● **Exercise**: Your task is to reproduce the material exactly.

# # #

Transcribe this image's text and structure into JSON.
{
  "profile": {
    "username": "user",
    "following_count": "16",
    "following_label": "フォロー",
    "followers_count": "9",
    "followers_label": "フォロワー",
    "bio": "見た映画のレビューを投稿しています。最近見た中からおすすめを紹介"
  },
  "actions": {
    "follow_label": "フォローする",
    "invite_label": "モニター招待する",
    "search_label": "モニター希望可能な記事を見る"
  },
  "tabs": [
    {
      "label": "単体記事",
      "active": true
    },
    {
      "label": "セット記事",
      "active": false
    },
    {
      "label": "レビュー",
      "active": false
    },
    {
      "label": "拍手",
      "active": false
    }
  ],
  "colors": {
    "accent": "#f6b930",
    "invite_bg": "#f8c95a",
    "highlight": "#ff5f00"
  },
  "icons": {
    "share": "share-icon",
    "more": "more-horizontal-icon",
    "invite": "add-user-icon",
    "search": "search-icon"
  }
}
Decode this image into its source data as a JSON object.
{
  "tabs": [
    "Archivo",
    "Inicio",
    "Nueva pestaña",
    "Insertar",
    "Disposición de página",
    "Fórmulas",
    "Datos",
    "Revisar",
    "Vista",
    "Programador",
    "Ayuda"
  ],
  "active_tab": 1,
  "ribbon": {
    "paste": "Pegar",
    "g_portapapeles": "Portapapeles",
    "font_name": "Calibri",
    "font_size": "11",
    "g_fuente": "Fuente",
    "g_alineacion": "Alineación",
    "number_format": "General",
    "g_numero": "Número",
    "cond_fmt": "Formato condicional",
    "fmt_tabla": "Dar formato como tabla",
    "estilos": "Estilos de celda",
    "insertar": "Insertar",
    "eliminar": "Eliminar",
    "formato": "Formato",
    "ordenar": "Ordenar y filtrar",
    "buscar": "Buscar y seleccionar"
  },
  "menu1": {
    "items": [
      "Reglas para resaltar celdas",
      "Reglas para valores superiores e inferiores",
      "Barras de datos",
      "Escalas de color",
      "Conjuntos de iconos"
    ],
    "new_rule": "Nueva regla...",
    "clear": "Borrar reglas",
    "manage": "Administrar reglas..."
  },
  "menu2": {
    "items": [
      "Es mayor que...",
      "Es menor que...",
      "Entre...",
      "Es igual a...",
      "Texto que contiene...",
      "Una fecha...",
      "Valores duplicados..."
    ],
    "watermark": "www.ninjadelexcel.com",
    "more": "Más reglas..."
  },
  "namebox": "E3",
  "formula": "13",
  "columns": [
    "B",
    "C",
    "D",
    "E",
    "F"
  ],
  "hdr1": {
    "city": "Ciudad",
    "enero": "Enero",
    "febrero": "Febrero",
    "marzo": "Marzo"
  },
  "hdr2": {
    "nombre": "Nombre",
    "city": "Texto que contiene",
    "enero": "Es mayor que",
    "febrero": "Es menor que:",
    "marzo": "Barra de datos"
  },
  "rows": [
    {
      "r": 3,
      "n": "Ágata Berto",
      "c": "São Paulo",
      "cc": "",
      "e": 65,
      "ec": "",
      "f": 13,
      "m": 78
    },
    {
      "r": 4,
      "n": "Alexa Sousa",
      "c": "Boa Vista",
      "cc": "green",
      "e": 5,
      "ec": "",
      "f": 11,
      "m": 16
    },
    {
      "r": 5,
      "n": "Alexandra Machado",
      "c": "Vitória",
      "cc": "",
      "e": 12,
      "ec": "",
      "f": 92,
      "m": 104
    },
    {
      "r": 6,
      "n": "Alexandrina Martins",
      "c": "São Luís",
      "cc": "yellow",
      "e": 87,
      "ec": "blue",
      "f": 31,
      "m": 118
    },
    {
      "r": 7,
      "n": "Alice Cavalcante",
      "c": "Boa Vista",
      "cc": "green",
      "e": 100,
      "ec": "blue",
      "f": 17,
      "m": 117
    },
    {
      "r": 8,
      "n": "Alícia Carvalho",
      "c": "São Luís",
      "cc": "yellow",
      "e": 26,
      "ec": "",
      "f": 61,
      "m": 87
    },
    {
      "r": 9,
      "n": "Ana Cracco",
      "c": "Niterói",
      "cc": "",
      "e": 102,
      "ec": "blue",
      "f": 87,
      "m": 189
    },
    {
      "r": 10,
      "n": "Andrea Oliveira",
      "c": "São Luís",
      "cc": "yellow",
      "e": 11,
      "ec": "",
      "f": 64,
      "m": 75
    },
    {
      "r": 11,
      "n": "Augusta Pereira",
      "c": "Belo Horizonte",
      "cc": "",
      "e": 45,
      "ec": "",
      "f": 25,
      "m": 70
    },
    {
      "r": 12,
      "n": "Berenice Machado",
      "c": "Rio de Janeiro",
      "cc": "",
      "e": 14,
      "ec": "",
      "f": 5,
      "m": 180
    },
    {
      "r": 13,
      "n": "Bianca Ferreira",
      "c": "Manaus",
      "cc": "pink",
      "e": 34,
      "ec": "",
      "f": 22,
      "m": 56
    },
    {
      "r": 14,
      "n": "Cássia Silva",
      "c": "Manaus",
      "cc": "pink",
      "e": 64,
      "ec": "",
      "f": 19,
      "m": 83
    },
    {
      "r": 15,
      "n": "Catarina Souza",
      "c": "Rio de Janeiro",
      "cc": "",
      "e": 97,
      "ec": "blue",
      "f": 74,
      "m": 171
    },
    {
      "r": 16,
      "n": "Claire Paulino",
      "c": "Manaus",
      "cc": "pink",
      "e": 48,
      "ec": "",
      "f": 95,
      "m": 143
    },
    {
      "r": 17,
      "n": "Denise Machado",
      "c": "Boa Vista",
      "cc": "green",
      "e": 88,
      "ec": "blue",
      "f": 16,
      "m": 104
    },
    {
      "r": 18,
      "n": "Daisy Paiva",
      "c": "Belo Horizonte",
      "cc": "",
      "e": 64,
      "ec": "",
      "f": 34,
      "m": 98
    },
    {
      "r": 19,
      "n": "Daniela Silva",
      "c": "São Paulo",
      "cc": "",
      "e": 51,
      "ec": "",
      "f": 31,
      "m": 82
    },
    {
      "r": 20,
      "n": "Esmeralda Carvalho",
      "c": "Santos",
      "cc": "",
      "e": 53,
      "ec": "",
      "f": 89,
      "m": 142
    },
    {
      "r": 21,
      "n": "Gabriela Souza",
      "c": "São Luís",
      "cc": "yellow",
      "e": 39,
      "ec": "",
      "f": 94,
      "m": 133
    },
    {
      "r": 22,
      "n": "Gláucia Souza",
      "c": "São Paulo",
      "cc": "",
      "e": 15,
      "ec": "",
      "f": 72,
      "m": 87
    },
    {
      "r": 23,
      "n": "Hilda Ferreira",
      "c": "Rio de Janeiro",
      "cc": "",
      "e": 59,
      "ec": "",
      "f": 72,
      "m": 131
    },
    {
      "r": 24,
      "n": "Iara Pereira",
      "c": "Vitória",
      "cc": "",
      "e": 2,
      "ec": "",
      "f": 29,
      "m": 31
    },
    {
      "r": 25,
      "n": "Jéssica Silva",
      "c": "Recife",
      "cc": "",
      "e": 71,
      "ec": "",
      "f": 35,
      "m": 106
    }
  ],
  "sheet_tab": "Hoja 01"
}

# # #

● **Task response**:
Transcribe this image's text and structure into JSON.
{
  "profile": {
    "username": "user",
    "following_count": "16",
    "following_label": "フォロー",
    "followers_count": "9",
    "followers_label": "フォロワー",
    "bio": "見た映画のレビューを投稿しています。最近見た中からおすすめを紹介"
  },
  "actions": {
    "follow_label": "フォローする",
    "invite_label": "モニター招待する",
    "search_label": "モニター希望可能な記事を見る"
  },
  "tabs": [
    {
      "label": "単体記事",
      "active": true
    },
    {
      "label": "セット記事",
      "active": false
    },
    {
      "label": "レビュー",
      "active": false
    },
    {
      "label": "拍手",
      "active": false
    }
  ],
  "colors": {
    "accent": "#f6b930",
    "invite_bg": "#f8c95a",
    "highlight": "#ff5f00"
  },
  "icons": {
    "share": "share-icon",
    "more": "more-horizontal-icon",
    "invite": "add-user-icon",
    "search": "search-icon"
  }
}
Decode this image into its source data as a JSON object.
{
  "tabs": [
    "Archivo",
    "Inicio",
    "Nueva pestaña",
    "Insertar",
    "Disposición de página",
    "Fórmulas",
    "Datos",
    "Revisar",
    "Vista",
    "Programador",
    "Ayuda"
  ],
  "active_tab": 1,
  "ribbon": {
    "paste": "Pegar",
    "g_portapapeles": "Portapapeles",
    "font_name": "Calibri",
    "font_size": "11",
    "g_fuente": "Fuente",
    "g_alineacion": "Alineación",
    "number_format": "General",
    "g_numero": "Número",
    "cond_fmt": "Formato condicional",
    "fmt_tabla": "Dar formato como tabla",
    "estilos": "Estilos de celda",
    "insertar": "Insertar",
    "eliminar": "Eliminar",
    "formato": "Formato",
    "ordenar": "Ordenar y filtrar",
    "buscar": "Buscar y seleccionar"
  },
  "menu1": {
    "items": [
      "Reglas para resaltar celdas",
      "Reglas para valores superiores e inferiores",
      "Barras de datos",
      "Escalas de color",
      "Conjuntos de iconos"
    ],
    "new_rule": "Nueva regla...",
    "clear": "Borrar reglas",
    "manage": "Administrar reglas..."
  },
  "menu2": {
    "items": [
      "Es mayor que...",
      "Es menor que...",
      "Entre...",
      "Es igual a...",
      "Texto que contiene...",
      "Una fecha...",
      "Valores duplicados..."
    ],
    "watermark": "www.ninjadelexcel.com",
    "more": "Más reglas..."
  },
  "namebox": "E3",
  "formula": "13",
  "columns": [
    "B",
    "C",
    "D",
    "E",
    "F"
  ],
  "hdr1": {
    "city": "Ciudad",
    "enero": "Enero",
    "febrero": "Febrero",
    "marzo": "Marzo"
  },
  "hdr2": {
    "nombre": "Nombre",
    "city": "Texto que contiene",
    "enero": "Es mayor que",
    "febrero": "Es menor que:",
    "marzo": "Barra de datos"
  },
  "rows": [
    {
      "r": 3,
      "n": "Ágata Berto",
      "c": "São Paulo",
      "cc": "",
      "e": 65,
      "ec": "",
      "f": 13,
      "m": 78
    },
    {
      "r": 4,
      "n": "Alexa Sousa",
      "c": "Boa Vista",
      "cc": "green",
      "e": 5,
      "ec": "",
      "f": 11,
      "m": 16
    },
    {
      "r": 5,
      "n": "Alexandra Machado",
      "c": "Vitória",
      "cc": "",
      "e": 12,
      "ec": "",
      "f": 92,
      "m": 104
    },
    {
      "r": 6,
      "n": "Alexandrina Martins",
      "c": "São Luís",
      "cc": "yellow",
      "e": 87,
      "ec": "blue",
      "f": 31,
      "m": 118
    },
    {
      "r": 7,
      "n": "Alice Cavalcante",
      "c": "Boa Vista",
      "cc": "green",
      "e": 100,
      "ec": "blue",
      "f": 17,
      "m": 117
    },
    {
      "r": 8,
      "n": "Alícia Carvalho",
      "c": "São Luís",
      "cc": "yellow",
      "e": 26,
      "ec": "",
      "f": 61,
      "m": 87
    },
    {
      "r": 9,
      "n": "Ana Cracco",
      "c": "Niterói",
      "cc": "",
      "e": 102,
      "ec": "blue",
      "f": 87,
      "m": 189
    },
    {
      "r": 10,
      "n": "Andrea Oliveira",
      "c": "São Luís",
      "cc": "yellow",
      "e": 11,
      "ec": "",
      "f": 64,
      "m": 75
    },
    {
      "r": 11,
      "n": "Augusta Pereira",
      "c": "Belo Horizonte",
      "cc": "",
      "e": 45,
      "ec": "",
      "f": 25,
      "m": 70
    },
    {
      "r": 12,
      "n": "Berenice Machado",
      "c": "Rio de Janeiro",
      "cc": "",
      "e": 14,
      "ec": "",
      "f": 5,
      "m": 180
    },
    {
      "r": 13,
      "n": "Bianca Ferreira",
      "c": "Manaus",
      "cc": "pink",
      "e": 34,
      "ec": "",
      "f": 22,
      "m": 56
    },
    {
      "r": 14,
      "n": "Cássia Silva",
      "c": "Manaus",
      "cc": "pink",
      "e": 64,
      "ec": "",
      "f": 19,
      "m": 83
    },
    {
      "r": 15,
      "n": "Catarina Souza",
      "c": "Rio de Janeiro",
      "cc": "",
      "e": 97,
      "ec": "blue",
      "f": 74,
      "m": 171
    },
    {
      "r": 16,
      "n": "Claire Paulino",
      "c": "Manaus",
      "cc": "pink",
      "e": 48,
      "ec": "",
      "f": 95,
      "m": 143
    },
    {
      "r": 17,
      "n": "Denise Machado",
      "c": "Boa Vista",
      "cc": "green",
      "e": 88,
      "ec": "blue",
      "f": 16,
      "m": 104
    },
    {
      "r": 18,
      "n": "Daisy Paiva",
      "c": "Belo Horizonte",
      "cc": "",
      "e": 64,
      "ec": "",
      "f": 34,
      "m": 98
    },
    {
      "r": 19,
      "n": "Daniela Silva",
      "c": "São Paulo",
      "cc": "",
      "e": 51,
      "ec": "",
      "f": 31,
      "m": 82
    },
    {
      "r": 20,
      "n": "Esmeralda Carvalho",
      "c": "Santos",
      "cc": "",
      "e": 53,
      "ec": "",
      "f": 89,
      "m": 142
    },
    {
      "r": 21,
      "n": "Gabriela Souza",
      "c": "São Luís",
      "cc": "yellow",
      "e": 39,
      "ec": "",
      "f": 94,
      "m": 133
    },
    {
      "r": 22,
      "n": "Gláucia Souza",
      "c": "São Paulo",
      "cc": "",
      "e": 15,
      "ec": "",
      "f": 72,
      "m": 87
    },
    {
      "r": 23,
      "n": "Hilda Ferreira",
      "c": "Rio de Janeiro",
      "cc": "",
      "e": 59,
      "ec": "",
      "f": 72,
      "m": 131
    },
    {
      "r": 24,
      "n": "Iara Pereira",
      "c": "Vitória",
      "cc": "",
      "e": 2,
      "ec": "",
      "f": 29,
      "m": 31
    },
    {
      "r": 25,
      "n": "Jéssica Silva",
      "c": "Recife",
      "cc": "",
      "e": 71,
      "ec": "",
      "f": 35,
      "m": 106
    }
  ],
  "sheet_tab": "Hoja 01"
}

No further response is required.